- EXTRACT TO READ:
Re: Pg_xlog increase due to postgres crash (disk full)

From
Adrian Klaver
Date:
On 01/22/2013 06:59 AM, Cliff de Carteret wrote:
> Hello, thanks for your response.
>
> The xlogs that are filling up are in the original data directory and the
> wal_keep_segments is commented out on my master and slave postgresql.conf

It is expected that there may a certain increase in WAL files.
  In particular: checkpoint_segments = 16

http://www.postgresql.org/docs/9.2/static/runtime-config-wal.html#GUC-CHECKPOINT-SEGMENTS
"
checkpoint_segments (integer)
Maximum number of log file segments between automatic WAL checkpoints
(each segment is normally 16 megabytes). The default is three segments.
Increasing this parameter can increase the amount of time needed for
crash recovery. This parameter can only be set in the postgresql.conf
file or on the server command line.
"

For more information that explains the above see:
http://www.postgresql.org/docs/9.2/static/wal-configuration.html

More questions:

Does it look like any WAL files in the pg_xlog directory are being recycled?

Re your archive error from your previous post, is your archive directory
full?

     Assuming the archive directory is remote, is it reachable?

>
> Cliff
>
>


--
Adrian Klaver
adrian.klaver@gmail.com


Re: Pg_xlog increase due to postgres crash (disk full)

From
Cliff de Carteret
Date:
There are no files in the pg_xlog directory from before the database crash except one file which ends in .backup, there are 759 files. In the pg_xlog/archive_status folder there are 755 files. 
The local ../wal_archive folder has no files in it at all whereas the remote wal_archive folder has 147 files present.

The remote archive folder is not full and has ~14G whereas the local archive folder was previously full but now it has been moved so it has 100G+

The archive directory is a mount and as the user postgres I can copy a file into it successfully.

- DATASET EXCERPTS:
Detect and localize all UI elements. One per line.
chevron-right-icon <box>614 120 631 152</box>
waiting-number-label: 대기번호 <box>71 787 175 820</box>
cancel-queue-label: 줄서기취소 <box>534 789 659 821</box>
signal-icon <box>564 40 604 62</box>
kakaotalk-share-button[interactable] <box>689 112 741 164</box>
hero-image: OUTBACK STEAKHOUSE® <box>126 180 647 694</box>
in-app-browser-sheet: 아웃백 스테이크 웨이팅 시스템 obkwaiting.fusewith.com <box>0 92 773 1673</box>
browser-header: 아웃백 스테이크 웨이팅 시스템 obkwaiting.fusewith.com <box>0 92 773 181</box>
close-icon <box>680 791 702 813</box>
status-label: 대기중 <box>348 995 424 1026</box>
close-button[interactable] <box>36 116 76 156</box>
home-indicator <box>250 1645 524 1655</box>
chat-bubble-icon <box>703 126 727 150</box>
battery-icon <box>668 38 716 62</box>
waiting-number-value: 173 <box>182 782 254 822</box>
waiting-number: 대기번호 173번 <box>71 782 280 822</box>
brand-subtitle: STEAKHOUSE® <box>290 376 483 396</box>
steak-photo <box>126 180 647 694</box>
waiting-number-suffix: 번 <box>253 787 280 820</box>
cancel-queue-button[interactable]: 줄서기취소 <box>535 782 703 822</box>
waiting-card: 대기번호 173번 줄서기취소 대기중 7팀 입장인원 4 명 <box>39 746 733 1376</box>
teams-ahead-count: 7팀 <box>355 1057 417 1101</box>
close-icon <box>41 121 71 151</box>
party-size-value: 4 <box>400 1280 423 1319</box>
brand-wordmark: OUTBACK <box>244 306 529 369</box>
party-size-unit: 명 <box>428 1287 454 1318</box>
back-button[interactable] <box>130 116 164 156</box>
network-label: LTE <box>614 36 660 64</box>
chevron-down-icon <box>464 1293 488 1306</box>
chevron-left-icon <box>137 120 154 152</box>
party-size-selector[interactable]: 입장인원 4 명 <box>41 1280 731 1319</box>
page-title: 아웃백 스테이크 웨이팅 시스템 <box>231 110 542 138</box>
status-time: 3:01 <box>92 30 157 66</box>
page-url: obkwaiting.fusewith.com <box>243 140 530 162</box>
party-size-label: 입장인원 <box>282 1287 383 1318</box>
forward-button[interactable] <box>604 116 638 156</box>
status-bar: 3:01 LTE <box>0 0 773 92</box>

- PROBLEMS TO WORK ON:
a) Summarize the pg_xlog forum thread in three sentences.
b) According to the pg_xlog forum thread, how many files are in the pg_xlog/archive_status folder?
c) In the pg_xlog forum thread, why does Adrian Klaver say a certain increase in WAL files is expected?
The listing that comes after the forum thread is separate material.

- TASK ANSWERS:
a) Cliff de Carteret reports that the xlogs filling up are in the original data directory and that wal_keep_segments is commented out on both master and slave. Adrian Klaver replies that some increase in WAL files is expected, notes the setting checkpoint_segments = 16, and asks whether WAL files are being recycled and whether the archive directory is full or reachable. Cliff answers that pg_xlog holds 759 files with only a .backup file predating the crash, that the local wal_archive folder is empty while the remote one has 147 files and is not full, and that as the postgres user he can copy a file into the mounted archive directory.

b) There are 755 files in the pg_xlog/archive_status folder.

c) He points to the setting checkpoint_segments = 16. The quoted documentation explains that this parameter sets the maximum number of log file segments between automatic WAL checkpoints, with each segment normally 16 megabytes and a default of three segments.